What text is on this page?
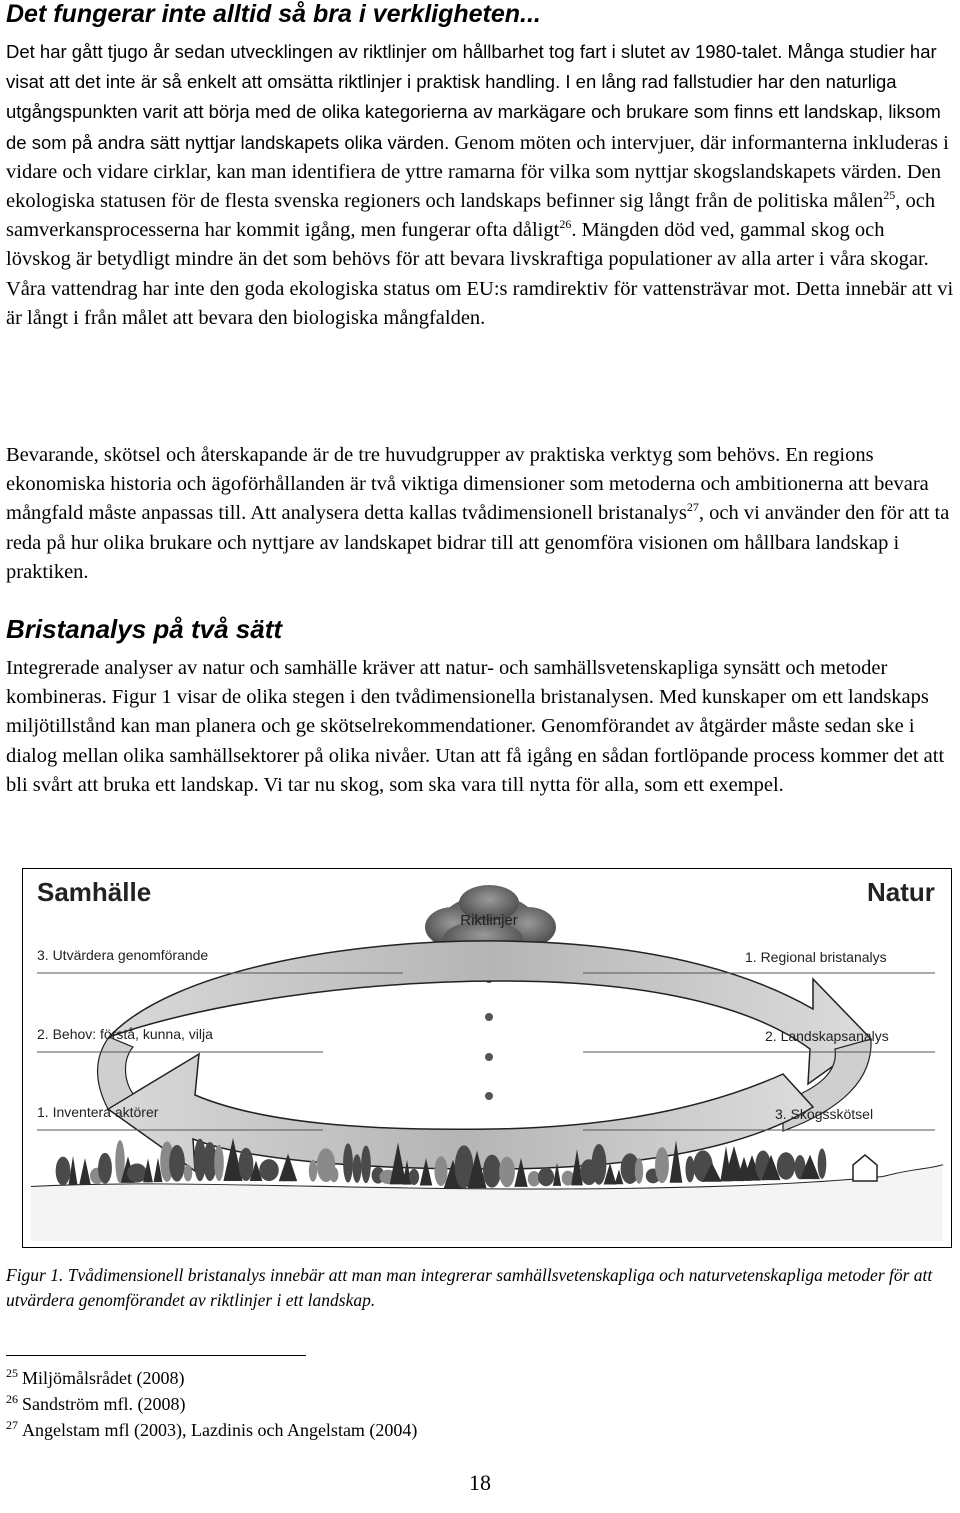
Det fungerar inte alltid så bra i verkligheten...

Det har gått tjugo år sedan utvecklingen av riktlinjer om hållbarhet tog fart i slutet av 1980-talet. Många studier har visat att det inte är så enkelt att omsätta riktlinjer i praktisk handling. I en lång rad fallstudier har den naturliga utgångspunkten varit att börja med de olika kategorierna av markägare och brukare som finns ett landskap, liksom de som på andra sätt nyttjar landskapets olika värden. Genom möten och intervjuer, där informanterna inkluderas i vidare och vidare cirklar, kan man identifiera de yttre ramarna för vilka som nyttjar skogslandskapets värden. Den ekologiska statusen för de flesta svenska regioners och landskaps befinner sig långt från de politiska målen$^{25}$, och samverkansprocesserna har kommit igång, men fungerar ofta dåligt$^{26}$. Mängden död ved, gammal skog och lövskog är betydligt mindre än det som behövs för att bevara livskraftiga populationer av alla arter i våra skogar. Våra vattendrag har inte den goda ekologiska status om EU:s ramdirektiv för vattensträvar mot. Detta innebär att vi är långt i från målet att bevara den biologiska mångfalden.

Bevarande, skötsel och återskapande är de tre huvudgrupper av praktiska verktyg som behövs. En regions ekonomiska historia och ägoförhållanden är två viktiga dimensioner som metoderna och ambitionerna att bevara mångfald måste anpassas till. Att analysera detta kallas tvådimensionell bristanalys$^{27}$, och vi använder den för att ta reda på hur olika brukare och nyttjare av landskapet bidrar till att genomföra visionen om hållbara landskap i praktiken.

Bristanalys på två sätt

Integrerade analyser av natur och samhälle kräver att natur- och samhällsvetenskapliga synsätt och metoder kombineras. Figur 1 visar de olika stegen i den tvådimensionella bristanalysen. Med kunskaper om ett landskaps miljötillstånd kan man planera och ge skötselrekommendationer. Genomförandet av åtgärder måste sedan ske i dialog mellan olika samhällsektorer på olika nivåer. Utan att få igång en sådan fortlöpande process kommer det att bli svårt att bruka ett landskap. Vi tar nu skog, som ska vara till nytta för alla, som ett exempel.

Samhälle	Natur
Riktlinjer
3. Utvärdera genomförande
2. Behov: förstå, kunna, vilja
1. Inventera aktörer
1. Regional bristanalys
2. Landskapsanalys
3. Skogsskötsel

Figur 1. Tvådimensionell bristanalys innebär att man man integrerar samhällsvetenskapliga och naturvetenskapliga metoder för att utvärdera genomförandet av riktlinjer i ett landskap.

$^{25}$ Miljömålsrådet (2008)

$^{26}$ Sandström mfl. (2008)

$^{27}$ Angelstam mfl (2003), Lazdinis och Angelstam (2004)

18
..............................
- _EXERCISE OBJECTIVE_: Your answer should be only the number of lines in the records that hold the word "Figur".

- _SOLUTION FOR THIS PROBLEM_: 2